_WHAT THIS TASK INVOLVES_. Reproduce the listing verbatim.

_INPUT MATERIAL_.
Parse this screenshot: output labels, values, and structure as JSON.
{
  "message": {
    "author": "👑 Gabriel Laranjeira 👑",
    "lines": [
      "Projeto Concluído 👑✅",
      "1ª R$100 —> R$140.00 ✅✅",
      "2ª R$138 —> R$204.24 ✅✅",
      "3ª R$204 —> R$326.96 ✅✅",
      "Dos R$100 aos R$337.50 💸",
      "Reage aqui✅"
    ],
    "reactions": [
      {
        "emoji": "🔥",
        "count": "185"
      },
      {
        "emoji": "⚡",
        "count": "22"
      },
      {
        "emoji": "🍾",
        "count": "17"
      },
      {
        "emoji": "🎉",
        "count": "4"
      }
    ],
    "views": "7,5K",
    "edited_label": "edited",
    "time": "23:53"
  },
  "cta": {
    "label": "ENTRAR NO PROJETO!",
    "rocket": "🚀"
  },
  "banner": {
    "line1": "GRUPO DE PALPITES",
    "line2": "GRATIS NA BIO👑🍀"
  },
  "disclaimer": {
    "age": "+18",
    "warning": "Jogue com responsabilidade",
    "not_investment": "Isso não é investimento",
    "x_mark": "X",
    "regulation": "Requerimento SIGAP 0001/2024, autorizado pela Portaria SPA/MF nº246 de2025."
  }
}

_FINISHED EXERCISE_.
Parse this screenshot: output labels, values, and structure as JSON.
{
  "message": {
    "author": "👑 Gabriel Laranjeira 👑",
    "lines": [
      "Projeto Concluído 👑✅",
      "1ª R$100 —> R$140.00 ✅✅",
      "2ª R$138 —> R$204.24 ✅✅",
      "3ª R$204 —> R$326.96 ✅✅",
      "Dos R$100 aos R$337.50 💸",
      "Reage aqui✅"
    ],
    "reactions": [
      {
        "emoji": "🔥",
        "count": "185"
      },
      {
        "emoji": "⚡",
        "count": "22"
      },
      {
        "emoji": "🍾",
        "count": "17"
      },
      {
        "emoji": "🎉",
        "count": "4"
      }
    ],
    "views": "7,5K",
    "edited_label": "edited",
    "time": "23:53"
  },
  "cta": {
    "label": "ENTRAR NO PROJETO!",
    "rocket": "🚀"
  },
  "banner": {
    "line1": "GRUPO DE PALPITES",
    "line2": "GRATIS NA BIO👑🍀"
  },
  "disclaimer": {
    "age": "+18",
    "warning": "Jogue com responsabilidade",
    "not_investment": "Isso não é investimento",
    "x_mark": "X",
    "regulation": "Requerimento SIGAP 0001/2024, autorizado pela Portaria SPA/MF nº246 de2025."
  }
}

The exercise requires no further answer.